> [Requirements]:
Work through the material below and count the lines holding the word "accès"; give that count and nothing more.

• • •

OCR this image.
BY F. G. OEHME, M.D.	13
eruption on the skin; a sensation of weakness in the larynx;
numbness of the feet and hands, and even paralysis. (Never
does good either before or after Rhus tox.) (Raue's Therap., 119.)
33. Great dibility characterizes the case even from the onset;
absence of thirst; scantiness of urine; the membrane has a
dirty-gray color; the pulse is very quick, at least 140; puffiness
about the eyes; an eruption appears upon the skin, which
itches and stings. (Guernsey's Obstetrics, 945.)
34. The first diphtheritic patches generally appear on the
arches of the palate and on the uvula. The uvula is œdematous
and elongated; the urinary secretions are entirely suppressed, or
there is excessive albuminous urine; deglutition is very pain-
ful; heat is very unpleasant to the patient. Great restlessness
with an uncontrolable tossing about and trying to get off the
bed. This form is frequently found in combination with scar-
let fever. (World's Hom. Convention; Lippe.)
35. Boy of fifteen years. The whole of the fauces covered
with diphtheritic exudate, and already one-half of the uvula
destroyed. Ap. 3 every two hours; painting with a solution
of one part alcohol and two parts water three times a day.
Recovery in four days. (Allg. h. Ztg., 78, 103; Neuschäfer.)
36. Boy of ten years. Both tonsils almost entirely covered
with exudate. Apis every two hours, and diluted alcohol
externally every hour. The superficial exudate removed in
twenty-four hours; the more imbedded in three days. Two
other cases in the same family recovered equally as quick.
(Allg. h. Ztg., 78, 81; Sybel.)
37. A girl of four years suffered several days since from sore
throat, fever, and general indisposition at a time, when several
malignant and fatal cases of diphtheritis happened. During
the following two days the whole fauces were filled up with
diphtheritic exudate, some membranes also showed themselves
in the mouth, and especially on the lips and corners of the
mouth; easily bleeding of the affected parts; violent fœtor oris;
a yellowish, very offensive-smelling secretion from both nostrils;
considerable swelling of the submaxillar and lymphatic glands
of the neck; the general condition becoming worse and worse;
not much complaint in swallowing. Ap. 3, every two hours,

• • •

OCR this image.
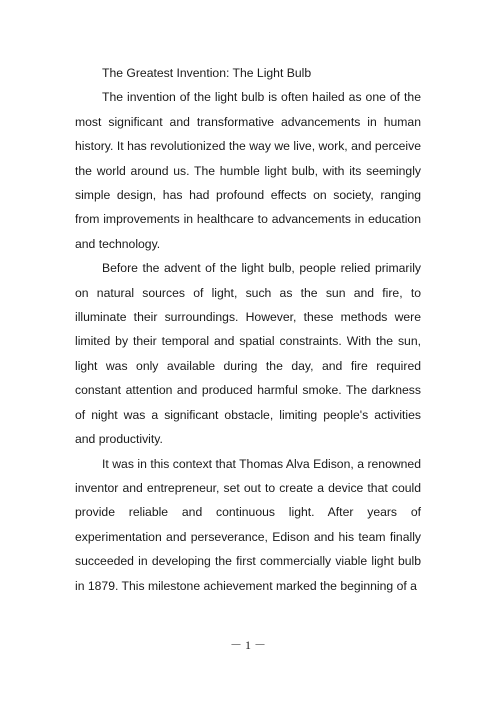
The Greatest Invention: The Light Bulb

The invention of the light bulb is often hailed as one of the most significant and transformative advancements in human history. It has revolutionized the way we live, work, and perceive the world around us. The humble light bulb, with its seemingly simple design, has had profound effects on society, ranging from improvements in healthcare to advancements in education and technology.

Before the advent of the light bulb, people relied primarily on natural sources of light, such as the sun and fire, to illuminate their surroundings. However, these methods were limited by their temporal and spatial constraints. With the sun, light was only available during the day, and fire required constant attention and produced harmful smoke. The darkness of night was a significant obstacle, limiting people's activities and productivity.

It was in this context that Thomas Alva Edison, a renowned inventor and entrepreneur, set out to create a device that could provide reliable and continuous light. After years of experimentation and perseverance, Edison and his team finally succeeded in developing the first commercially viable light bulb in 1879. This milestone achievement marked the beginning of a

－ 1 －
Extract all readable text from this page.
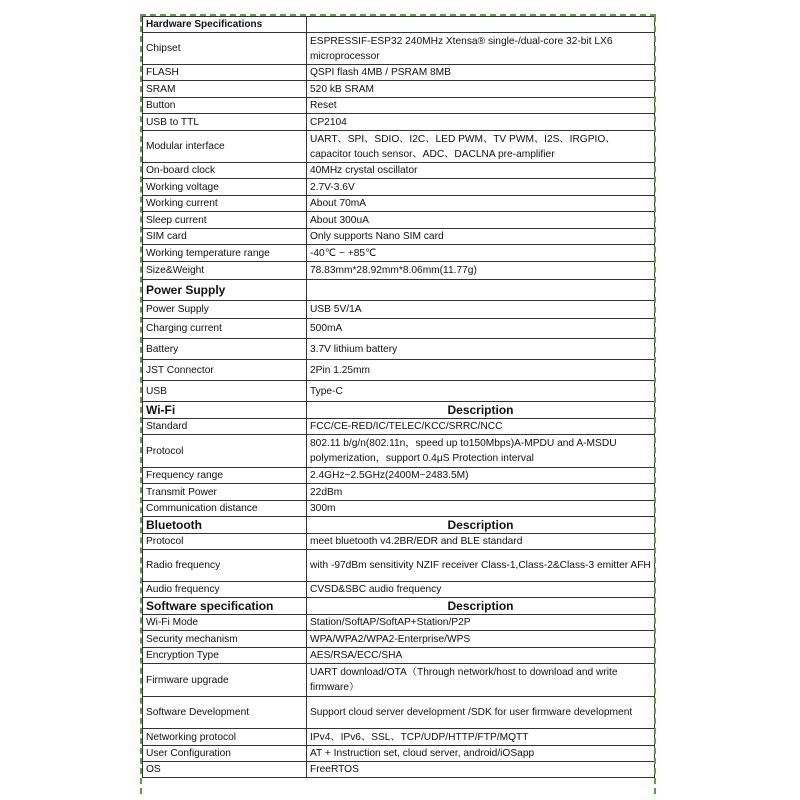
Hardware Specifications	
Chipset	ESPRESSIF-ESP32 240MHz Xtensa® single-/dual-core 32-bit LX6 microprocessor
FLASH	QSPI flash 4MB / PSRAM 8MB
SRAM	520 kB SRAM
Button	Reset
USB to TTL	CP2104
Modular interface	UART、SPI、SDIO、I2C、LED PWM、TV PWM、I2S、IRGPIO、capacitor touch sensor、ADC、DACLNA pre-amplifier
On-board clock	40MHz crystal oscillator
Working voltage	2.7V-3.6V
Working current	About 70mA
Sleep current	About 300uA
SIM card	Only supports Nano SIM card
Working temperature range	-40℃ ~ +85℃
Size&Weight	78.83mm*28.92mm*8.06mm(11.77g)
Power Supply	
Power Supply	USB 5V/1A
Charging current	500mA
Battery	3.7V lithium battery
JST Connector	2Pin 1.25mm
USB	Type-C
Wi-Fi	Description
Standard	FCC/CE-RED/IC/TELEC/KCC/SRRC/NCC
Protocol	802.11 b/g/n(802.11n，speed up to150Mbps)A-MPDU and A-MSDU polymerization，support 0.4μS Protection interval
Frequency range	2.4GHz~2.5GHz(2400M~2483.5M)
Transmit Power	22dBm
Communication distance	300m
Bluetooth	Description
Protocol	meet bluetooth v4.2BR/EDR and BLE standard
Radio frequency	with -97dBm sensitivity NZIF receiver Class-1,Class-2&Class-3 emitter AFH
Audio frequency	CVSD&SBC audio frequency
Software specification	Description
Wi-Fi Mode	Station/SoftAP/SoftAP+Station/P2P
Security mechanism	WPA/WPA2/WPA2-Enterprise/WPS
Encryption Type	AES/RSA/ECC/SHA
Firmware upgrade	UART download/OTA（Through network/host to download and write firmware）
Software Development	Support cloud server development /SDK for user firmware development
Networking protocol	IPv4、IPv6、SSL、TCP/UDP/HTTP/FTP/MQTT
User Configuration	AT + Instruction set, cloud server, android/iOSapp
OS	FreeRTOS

• • •

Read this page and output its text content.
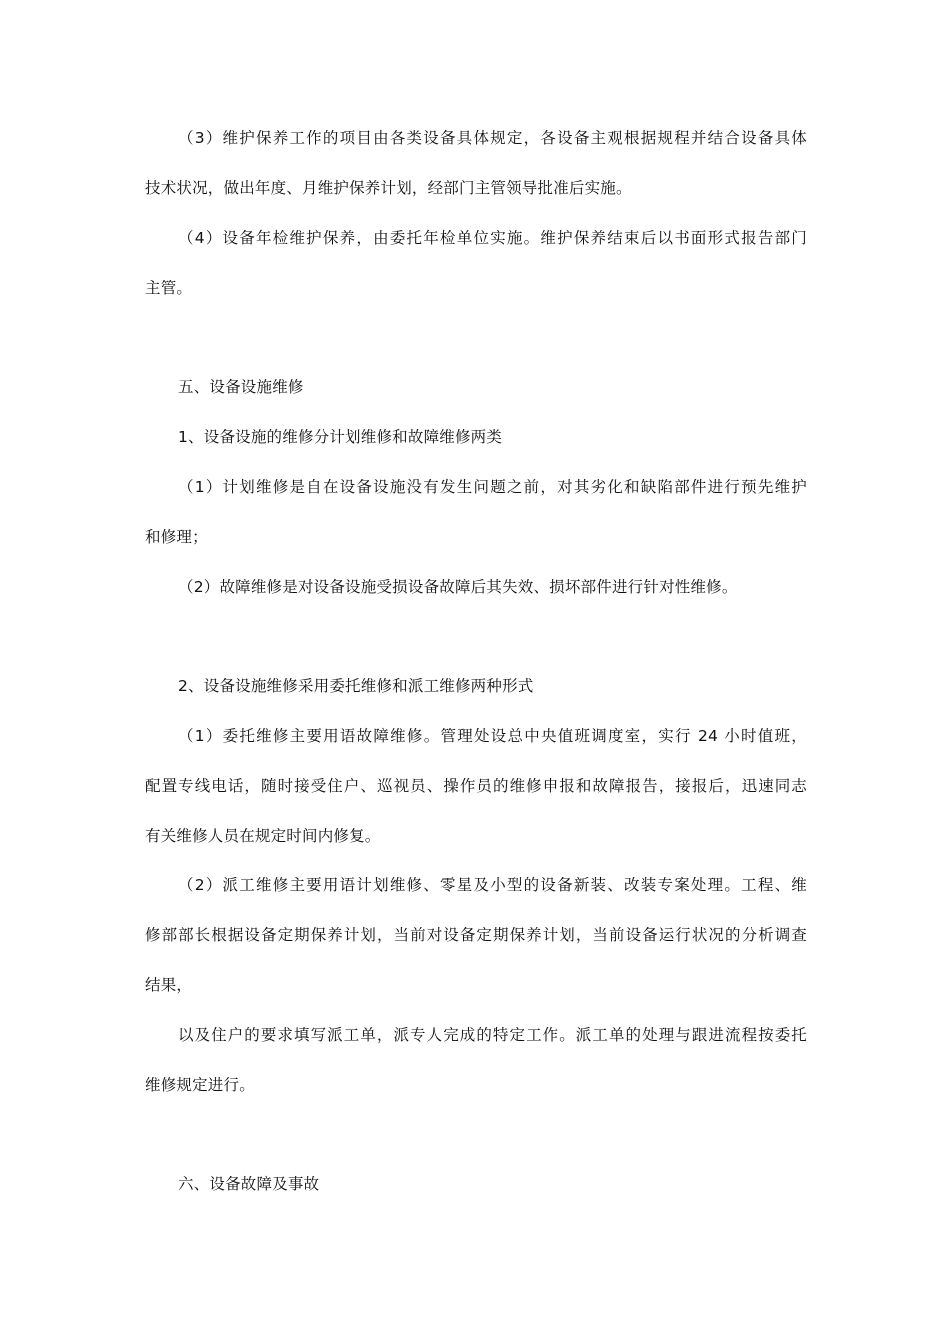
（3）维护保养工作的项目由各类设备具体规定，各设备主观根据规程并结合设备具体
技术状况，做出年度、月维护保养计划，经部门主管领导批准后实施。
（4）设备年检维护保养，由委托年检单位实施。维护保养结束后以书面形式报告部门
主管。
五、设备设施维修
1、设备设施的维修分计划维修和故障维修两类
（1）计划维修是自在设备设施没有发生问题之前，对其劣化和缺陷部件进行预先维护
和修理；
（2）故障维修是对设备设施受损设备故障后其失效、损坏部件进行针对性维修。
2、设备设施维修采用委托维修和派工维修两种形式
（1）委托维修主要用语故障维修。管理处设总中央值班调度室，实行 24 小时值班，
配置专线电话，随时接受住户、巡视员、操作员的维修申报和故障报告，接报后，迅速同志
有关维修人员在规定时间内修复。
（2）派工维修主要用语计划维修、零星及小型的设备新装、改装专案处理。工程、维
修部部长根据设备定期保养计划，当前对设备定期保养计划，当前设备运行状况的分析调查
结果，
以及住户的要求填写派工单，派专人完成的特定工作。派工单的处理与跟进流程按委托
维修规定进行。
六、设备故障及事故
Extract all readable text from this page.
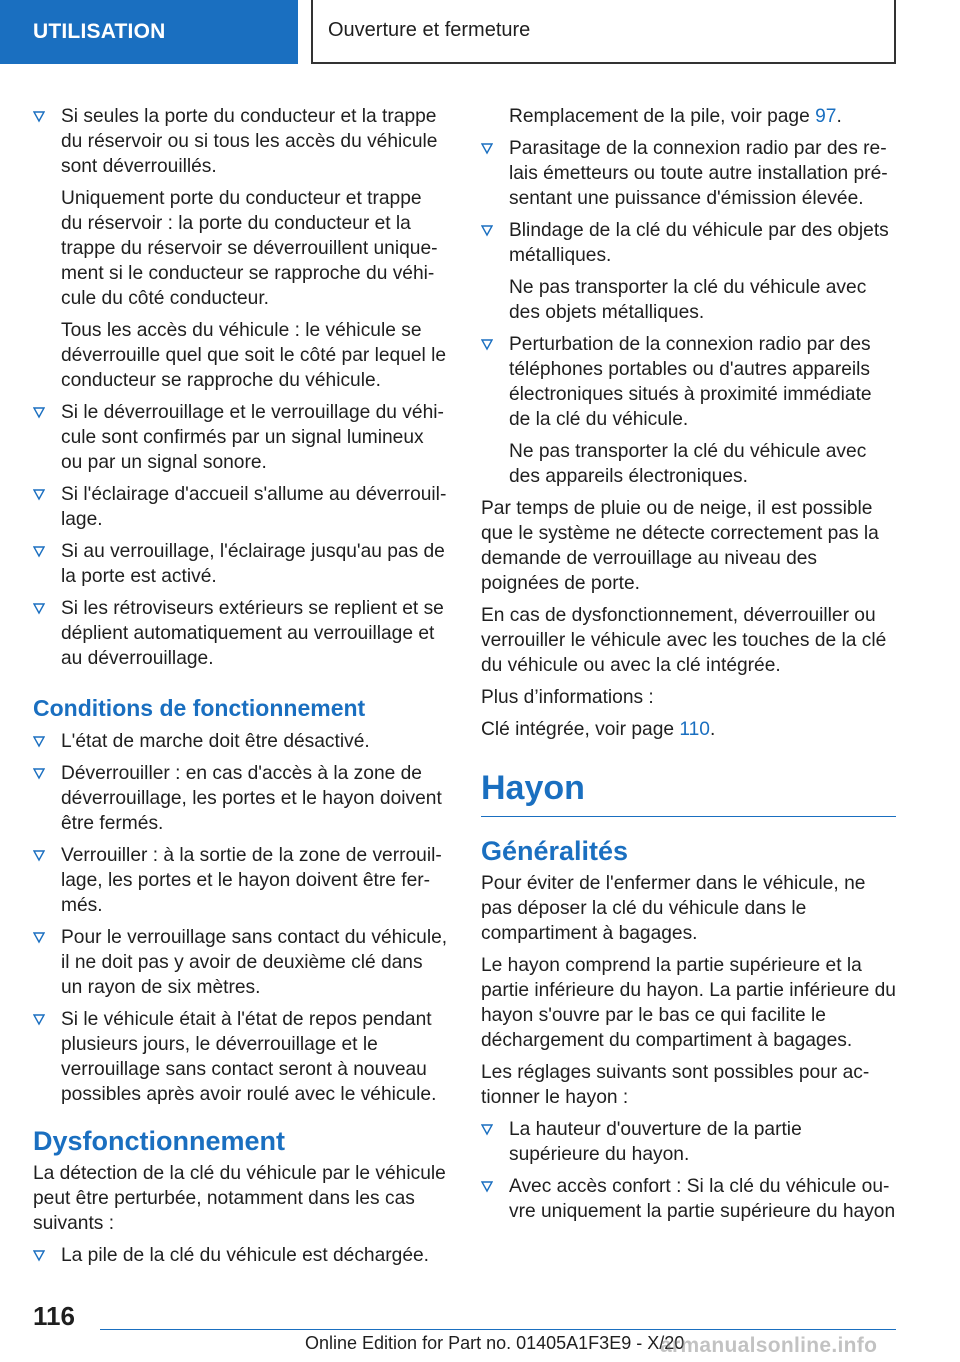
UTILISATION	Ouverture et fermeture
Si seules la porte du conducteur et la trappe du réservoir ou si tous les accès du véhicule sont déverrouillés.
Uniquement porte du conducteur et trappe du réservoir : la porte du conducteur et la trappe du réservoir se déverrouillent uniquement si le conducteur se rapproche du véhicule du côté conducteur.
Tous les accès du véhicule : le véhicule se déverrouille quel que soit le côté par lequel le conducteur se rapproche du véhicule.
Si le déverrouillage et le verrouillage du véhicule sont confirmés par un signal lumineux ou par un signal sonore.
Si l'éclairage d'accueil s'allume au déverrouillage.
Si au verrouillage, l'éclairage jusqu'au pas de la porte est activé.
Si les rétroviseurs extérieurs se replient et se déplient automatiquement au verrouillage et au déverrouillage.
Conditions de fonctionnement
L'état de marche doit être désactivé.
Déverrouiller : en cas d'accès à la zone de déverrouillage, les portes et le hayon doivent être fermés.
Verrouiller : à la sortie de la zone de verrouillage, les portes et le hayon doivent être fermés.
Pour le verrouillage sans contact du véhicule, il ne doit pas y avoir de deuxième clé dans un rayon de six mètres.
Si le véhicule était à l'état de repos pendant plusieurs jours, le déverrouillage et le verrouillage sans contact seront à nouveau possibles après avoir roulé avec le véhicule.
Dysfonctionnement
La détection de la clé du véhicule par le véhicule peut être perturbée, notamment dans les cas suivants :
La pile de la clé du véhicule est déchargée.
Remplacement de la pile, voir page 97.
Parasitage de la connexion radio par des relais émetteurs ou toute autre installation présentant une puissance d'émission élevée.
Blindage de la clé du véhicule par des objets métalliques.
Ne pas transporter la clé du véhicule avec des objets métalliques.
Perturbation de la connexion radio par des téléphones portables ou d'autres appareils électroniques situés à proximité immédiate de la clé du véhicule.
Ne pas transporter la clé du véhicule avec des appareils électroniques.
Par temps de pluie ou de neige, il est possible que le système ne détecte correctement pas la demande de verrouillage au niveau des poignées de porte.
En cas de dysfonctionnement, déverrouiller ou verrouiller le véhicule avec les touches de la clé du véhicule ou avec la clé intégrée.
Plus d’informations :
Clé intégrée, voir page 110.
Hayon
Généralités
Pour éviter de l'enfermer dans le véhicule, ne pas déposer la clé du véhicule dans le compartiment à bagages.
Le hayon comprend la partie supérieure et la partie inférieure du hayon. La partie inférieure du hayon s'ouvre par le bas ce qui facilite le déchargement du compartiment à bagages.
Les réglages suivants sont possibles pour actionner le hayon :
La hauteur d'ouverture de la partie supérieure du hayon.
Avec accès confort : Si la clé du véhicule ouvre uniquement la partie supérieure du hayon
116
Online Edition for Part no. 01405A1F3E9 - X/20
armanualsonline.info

• • •

> [Exercise solution]:
4